DATA EXCERPTS >>

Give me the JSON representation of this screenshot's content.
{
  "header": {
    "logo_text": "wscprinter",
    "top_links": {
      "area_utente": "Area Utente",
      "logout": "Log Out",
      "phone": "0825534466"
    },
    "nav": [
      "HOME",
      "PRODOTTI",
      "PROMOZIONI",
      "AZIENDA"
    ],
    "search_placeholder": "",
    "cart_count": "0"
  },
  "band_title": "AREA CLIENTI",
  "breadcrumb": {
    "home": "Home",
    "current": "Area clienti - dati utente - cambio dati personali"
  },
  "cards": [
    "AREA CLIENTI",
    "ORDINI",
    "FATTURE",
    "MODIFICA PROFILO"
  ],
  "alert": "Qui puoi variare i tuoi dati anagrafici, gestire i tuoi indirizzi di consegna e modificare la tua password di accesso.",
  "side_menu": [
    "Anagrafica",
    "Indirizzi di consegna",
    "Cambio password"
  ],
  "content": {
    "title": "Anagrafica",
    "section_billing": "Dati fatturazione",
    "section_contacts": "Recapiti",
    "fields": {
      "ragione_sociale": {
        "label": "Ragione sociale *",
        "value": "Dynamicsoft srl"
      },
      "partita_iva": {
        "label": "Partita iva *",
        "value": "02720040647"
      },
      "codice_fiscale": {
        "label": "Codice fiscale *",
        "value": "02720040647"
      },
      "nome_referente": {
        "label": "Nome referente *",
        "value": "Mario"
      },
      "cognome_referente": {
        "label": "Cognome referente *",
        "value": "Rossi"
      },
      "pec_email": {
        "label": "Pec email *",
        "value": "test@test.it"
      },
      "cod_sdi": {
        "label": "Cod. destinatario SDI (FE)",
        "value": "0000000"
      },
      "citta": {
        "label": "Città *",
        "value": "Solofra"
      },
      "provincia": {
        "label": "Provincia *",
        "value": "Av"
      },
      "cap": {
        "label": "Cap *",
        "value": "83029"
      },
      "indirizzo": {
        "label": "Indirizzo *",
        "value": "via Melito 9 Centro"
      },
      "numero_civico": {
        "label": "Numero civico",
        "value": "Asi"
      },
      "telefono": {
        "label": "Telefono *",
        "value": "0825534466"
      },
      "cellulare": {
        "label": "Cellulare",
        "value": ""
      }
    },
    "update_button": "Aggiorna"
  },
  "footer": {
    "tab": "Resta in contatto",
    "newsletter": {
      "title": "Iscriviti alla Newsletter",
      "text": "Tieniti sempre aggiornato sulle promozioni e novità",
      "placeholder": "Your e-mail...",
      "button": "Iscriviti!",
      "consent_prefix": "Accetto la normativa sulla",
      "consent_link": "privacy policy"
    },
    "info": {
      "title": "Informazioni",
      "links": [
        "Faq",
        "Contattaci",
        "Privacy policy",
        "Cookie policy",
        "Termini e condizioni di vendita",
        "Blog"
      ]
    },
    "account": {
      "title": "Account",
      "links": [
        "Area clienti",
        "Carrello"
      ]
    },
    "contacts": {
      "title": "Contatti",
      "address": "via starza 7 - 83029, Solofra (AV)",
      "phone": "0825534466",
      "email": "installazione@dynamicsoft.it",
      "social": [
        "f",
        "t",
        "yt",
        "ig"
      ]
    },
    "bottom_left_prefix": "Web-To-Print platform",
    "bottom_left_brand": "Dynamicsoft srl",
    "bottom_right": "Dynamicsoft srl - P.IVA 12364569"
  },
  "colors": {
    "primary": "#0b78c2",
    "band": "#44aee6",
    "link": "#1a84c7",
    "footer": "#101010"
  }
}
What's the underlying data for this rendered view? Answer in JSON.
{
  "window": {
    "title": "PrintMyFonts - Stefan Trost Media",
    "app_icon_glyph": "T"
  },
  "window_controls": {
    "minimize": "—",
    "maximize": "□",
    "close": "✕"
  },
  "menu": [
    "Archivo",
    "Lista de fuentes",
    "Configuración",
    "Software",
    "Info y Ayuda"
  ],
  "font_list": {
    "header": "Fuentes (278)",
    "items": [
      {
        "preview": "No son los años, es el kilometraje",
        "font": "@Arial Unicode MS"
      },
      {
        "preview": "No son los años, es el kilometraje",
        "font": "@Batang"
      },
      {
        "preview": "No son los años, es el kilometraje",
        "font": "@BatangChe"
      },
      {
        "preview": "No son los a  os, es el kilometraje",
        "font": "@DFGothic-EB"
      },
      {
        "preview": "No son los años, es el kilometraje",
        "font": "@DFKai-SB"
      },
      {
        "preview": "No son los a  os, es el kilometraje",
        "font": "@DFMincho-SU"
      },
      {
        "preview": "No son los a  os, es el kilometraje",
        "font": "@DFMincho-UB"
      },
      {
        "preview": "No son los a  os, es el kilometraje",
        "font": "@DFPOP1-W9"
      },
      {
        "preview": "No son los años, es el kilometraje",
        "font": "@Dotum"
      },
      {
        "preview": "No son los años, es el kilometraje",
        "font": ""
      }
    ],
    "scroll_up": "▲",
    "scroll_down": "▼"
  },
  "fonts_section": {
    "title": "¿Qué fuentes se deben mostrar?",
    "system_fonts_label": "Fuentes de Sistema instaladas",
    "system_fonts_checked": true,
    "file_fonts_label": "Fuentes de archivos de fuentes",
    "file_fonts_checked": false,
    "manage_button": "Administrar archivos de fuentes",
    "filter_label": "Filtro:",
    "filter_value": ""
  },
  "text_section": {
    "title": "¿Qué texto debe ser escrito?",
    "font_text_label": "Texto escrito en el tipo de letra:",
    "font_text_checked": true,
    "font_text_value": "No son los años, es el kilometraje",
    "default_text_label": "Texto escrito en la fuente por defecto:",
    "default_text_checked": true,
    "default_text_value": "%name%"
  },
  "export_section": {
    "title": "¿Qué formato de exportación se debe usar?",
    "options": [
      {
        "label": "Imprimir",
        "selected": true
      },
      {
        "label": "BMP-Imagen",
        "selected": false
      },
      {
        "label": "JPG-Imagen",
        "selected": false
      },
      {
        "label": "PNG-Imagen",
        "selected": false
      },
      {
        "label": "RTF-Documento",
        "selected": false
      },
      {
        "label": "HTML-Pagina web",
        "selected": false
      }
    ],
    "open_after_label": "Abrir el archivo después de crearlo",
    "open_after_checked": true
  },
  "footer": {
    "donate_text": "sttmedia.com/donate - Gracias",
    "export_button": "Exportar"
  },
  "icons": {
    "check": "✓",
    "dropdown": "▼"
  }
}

SET PROBLEM >>
The full set of records should be duplicated exactly.

OUTPUT OF THE EXERCISE >>
Give me the JSON representation of this screenshot's content.
{
  "header": {
    "logo_text": "wscprinter",
    "top_links": {
      "area_utente": "Area Utente",
      "logout": "Log Out",
      "phone": "0825534466"
    },
    "nav": [
      "HOME",
      "PRODOTTI",
      "PROMOZIONI",
      "AZIENDA"
    ],
    "search_placeholder": "",
    "cart_count": "0"
  },
  "band_title": "AREA CLIENTI",
  "breadcrumb": {
    "home": "Home",
    "current": "Area clienti - dati utente - cambio dati personali"
  },
  "cards": [
    "AREA CLIENTI",
    "ORDINI",
    "FATTURE",
    "MODIFICA PROFILO"
  ],
  "alert": "Qui puoi variare i tuoi dati anagrafici, gestire i tuoi indirizzi di consegna e modificare la tua password di accesso.",
  "side_menu": [
    "Anagrafica",
    "Indirizzi di consegna",
    "Cambio password"
  ],
  "content": {
    "title": "Anagrafica",
    "section_billing": "Dati fatturazione",
    "section_contacts": "Recapiti",
    "fields": {
      "ragione_sociale": {
        "label": "Ragione sociale *",
        "value": "Dynamicsoft srl"
      },
      "partita_iva": {
        "label": "Partita iva *",
        "value": "02720040647"
      },
      "codice_fiscale": {
        "label": "Codice fiscale *",
        "value": "02720040647"
      },
      "nome_referente": {
        "label": "Nome referente *",
        "value": "Mario"
      },
      "cognome_referente": {
        "label": "Cognome referente *",
        "value": "Rossi"
      },
      "pec_email": {
        "label": "Pec email *",
        "value": "test@test.it"
      },
      "cod_sdi": {
        "label": "Cod. destinatario SDI (FE)",
        "value": "0000000"
      },
      "citta": {
        "label": "Città *",
        "value": "Solofra"
      },
      "provincia": {
        "label": "Provincia *",
        "value": "Av"
      },
      "cap": {
        "label": "Cap *",
        "value": "83029"
      },
      "indirizzo": {
        "label": "Indirizzo *",
        "value": "via Melito 9 Centro"
      },
      "numero_civico": {
        "label": "Numero civico",
        "value": "Asi"
      },
      "telefono": {
        "label": "Telefono *",
        "value": "0825534466"
      },
      "cellulare": {
        "label": "Cellulare",
        "value": ""
      }
    },
    "update_button": "Aggiorna"
  },
  "footer": {
    "tab": "Resta in contatto",
    "newsletter": {
      "title": "Iscriviti alla Newsletter",
      "text": "Tieniti sempre aggiornato sulle promozioni e novità",
      "placeholder": "Your e-mail...",
      "button": "Iscriviti!",
      "consent_prefix": "Accetto la normativa sulla",
      "consent_link": "privacy policy"
    },
    "info": {
      "title": "Informazioni",
      "links": [
        "Faq",
        "Contattaci",
        "Privacy policy",
        "Cookie policy",
        "Termini e condizioni di vendita",
        "Blog"
      ]
    },
    "account": {
      "title": "Account",
      "links": [
        "Area clienti",
        "Carrello"
      ]
    },
    "contacts": {
      "title": "Contatti",
      "address": "via starza 7 - 83029, Solofra (AV)",
      "phone": "0825534466",
      "email": "installazione@dynamicsoft.it",
      "social": [
        "f",
        "t",
        "yt",
        "ig"
      ]
    },
    "bottom_left_prefix": "Web-To-Print platform",
    "bottom_left_brand": "Dynamicsoft srl",
    "bottom_right": "Dynamicsoft srl - P.IVA 12364569"
  },
  "colors": {
    "primary": "#0b78c2",
    "band": "#44aee6",
    "link": "#1a84c7",
    "footer": "#101010"
  }
}
What's the underlying data for this rendered view? Answer in JSON.
{
  "window": {
    "title": "PrintMyFonts - Stefan Trost Media",
    "app_icon_glyph": "T"
  },
  "window_controls": {
    "minimize": "—",
    "maximize": "□",
    "close": "✕"
  },
  "menu": [
    "Archivo",
    "Lista de fuentes",
    "Configuración",
    "Software",
    "Info y Ayuda"
  ],
  "font_list": {
    "header": "Fuentes (278)",
    "items": [
      {
        "preview": "No son los años, es el kilometraje",
        "font": "@Arial Unicode MS"
      },
      {
        "preview": "No son los años, es el kilometraje",
        "font": "@Batang"
      },
      {
        "preview": "No son los años, es el kilometraje",
        "font": "@BatangChe"
      },
      {
        "preview": "No son los a  os, es el kilometraje",
        "font": "@DFGothic-EB"
      },
      {
        "preview": "No son los años, es el kilometraje",
        "font": "@DFKai-SB"
      },
      {
        "preview": "No son los a  os, es el kilometraje",
        "font": "@DFMincho-SU"
      },
      {
        "preview": "No son los a  os, es el kilometraje",
        "font": "@DFMincho-UB"
      },
      {
        "preview": "No son los a  os, es el kilometraje",
        "font": "@DFPOP1-W9"
      },
      {
        "preview": "No son los años, es el kilometraje",
        "font": "@Dotum"
      },
      {
        "preview": "No son los años, es el kilometraje",
        "font": ""
      }
    ],
    "scroll_up": "▲",
    "scroll_down": "▼"
  },
  "fonts_section": {
    "title": "¿Qué fuentes se deben mostrar?",
    "system_fonts_label": "Fuentes de Sistema instaladas",
    "system_fonts_checked": true,
    "file_fonts_label": "Fuentes de archivos de fuentes",
    "file_fonts_checked": false,
    "manage_button": "Administrar archivos de fuentes",
    "filter_label": "Filtro:",
    "filter_value": ""
  },
  "text_section": {
    "title": "¿Qué texto debe ser escrito?",
    "font_text_label": "Texto escrito en el tipo de letra:",
    "font_text_checked": true,
    "font_text_value": "No son los años, es el kilometraje",
    "default_text_label": "Texto escrito en la fuente por defecto:",
    "default_text_checked": true,
    "default_text_value": "%name%"
  },
  "export_section": {
    "title": "¿Qué formato de exportación se debe usar?",
    "options": [
      {
        "label": "Imprimir",
        "selected": true
      },
      {
        "label": "BMP-Imagen",
        "selected": false
      },
      {
        "label": "JPG-Imagen",
        "selected": false
      },
      {
        "label": "PNG-Imagen",
        "selected": false
      },
      {
        "label": "RTF-Documento",
        "selected": false
      },
      {
        "label": "HTML-Pagina web",
        "selected": false
      }
    ],
    "open_after_label": "Abrir el archivo después de crearlo",
    "open_after_checked": true
  },
  "footer": {
    "donate_text": "sttmedia.com/donate - Gracias",
    "export_button": "Exportar"
  },
  "icons": {
    "check": "✓",
    "dropdown": "▼"
  }
}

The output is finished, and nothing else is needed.